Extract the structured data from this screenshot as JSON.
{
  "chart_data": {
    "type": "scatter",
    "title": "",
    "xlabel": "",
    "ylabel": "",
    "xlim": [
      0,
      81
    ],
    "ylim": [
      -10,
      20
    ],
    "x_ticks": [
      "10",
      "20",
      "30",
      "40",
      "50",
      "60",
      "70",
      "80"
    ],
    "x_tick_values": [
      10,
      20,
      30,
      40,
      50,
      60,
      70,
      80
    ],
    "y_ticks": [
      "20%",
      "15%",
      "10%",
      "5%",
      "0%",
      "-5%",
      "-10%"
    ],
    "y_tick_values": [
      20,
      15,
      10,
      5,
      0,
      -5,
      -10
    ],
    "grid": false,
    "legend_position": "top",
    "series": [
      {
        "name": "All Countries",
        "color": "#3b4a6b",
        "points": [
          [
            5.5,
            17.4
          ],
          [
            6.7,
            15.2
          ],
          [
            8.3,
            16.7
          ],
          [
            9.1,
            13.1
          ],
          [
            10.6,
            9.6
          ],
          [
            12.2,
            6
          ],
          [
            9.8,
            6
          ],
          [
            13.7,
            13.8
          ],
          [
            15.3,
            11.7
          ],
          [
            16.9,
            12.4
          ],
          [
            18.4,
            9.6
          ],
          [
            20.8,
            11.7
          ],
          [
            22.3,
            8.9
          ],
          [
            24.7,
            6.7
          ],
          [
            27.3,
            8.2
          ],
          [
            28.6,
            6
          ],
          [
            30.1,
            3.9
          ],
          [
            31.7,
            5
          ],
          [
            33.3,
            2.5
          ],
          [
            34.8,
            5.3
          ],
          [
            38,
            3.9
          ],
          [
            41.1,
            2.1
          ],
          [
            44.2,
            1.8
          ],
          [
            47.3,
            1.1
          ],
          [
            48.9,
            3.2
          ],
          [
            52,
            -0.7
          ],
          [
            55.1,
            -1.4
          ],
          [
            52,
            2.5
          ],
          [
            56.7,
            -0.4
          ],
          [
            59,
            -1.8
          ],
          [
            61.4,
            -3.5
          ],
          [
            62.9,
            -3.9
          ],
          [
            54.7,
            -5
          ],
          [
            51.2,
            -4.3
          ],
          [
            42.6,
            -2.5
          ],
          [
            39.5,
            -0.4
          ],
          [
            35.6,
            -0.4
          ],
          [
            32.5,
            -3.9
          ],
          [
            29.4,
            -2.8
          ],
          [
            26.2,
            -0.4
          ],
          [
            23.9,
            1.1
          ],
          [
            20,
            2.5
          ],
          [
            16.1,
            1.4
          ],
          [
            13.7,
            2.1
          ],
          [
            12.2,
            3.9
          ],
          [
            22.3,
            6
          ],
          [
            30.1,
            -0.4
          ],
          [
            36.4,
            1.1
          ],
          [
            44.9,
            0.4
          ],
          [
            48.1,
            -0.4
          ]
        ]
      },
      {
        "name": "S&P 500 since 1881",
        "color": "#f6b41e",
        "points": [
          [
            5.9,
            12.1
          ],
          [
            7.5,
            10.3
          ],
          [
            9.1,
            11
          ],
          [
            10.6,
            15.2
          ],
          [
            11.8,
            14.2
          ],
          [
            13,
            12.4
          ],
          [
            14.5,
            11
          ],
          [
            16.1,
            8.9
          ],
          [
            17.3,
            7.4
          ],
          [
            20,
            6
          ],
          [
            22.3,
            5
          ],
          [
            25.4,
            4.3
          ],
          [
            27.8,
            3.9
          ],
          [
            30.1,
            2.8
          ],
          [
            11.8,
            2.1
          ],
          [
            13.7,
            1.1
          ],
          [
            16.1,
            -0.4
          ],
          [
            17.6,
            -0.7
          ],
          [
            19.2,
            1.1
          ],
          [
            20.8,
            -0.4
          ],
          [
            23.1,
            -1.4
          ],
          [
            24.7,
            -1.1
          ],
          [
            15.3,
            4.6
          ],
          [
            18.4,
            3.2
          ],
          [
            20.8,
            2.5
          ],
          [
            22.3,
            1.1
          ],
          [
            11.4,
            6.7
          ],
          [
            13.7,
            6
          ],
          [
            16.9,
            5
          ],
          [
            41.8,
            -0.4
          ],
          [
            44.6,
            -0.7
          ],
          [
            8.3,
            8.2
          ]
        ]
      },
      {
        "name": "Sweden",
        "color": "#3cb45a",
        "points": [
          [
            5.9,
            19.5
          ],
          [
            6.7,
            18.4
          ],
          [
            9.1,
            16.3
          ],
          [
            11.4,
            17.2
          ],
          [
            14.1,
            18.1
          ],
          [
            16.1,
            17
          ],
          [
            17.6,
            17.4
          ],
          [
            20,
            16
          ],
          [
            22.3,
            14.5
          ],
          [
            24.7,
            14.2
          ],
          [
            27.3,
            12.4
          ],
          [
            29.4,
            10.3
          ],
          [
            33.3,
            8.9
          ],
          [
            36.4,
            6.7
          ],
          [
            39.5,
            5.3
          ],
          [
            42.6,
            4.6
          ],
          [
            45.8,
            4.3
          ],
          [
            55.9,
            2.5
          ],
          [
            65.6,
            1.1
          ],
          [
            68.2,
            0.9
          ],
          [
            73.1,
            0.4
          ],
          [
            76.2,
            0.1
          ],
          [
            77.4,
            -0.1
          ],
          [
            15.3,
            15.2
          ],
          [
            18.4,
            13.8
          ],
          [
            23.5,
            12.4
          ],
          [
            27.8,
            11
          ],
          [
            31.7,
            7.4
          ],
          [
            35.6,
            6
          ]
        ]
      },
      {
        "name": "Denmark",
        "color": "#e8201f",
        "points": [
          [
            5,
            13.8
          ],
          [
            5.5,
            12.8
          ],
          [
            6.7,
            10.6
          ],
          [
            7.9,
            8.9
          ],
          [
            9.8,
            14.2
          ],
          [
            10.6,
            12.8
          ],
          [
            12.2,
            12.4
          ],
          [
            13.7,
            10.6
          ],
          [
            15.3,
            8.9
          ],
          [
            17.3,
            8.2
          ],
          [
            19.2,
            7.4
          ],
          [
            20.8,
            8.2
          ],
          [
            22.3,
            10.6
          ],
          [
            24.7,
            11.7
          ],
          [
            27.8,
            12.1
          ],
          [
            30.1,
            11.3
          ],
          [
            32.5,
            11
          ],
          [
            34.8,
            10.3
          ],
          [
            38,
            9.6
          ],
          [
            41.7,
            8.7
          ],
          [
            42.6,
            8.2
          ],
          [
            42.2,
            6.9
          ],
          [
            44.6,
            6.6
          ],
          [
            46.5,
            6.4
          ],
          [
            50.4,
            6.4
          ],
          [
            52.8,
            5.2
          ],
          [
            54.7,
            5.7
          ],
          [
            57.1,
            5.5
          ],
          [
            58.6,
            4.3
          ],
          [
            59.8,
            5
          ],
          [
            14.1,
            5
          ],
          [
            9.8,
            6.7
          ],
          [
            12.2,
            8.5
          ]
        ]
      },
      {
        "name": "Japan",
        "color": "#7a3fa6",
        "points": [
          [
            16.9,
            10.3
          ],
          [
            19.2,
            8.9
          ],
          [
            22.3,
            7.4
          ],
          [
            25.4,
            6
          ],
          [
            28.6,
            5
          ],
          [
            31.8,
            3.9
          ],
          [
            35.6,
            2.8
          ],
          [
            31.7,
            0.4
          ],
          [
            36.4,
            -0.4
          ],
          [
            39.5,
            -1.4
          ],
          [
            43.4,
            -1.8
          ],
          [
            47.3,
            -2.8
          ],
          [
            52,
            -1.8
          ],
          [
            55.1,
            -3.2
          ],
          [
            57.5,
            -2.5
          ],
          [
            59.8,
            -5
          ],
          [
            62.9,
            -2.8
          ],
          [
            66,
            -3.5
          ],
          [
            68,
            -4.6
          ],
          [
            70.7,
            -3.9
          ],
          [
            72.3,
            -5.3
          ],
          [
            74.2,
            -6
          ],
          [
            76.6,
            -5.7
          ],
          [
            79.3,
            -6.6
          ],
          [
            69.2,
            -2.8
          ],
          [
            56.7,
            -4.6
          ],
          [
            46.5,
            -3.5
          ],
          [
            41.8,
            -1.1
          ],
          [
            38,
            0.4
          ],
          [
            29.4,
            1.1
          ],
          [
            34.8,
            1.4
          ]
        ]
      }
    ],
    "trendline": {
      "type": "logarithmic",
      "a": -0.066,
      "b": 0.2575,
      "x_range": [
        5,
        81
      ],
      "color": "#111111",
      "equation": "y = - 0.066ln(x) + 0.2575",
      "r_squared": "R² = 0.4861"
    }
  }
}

● Your objective:
Search the data for "color". Copy every matching line.

● Output:
        "color": "#3b4a6b",
        "color": "#f6b41e",
        "color": "#3cb45a",
        "color": "#e8201f",
        "color": "#7a3fa6",
      "color": "#111111",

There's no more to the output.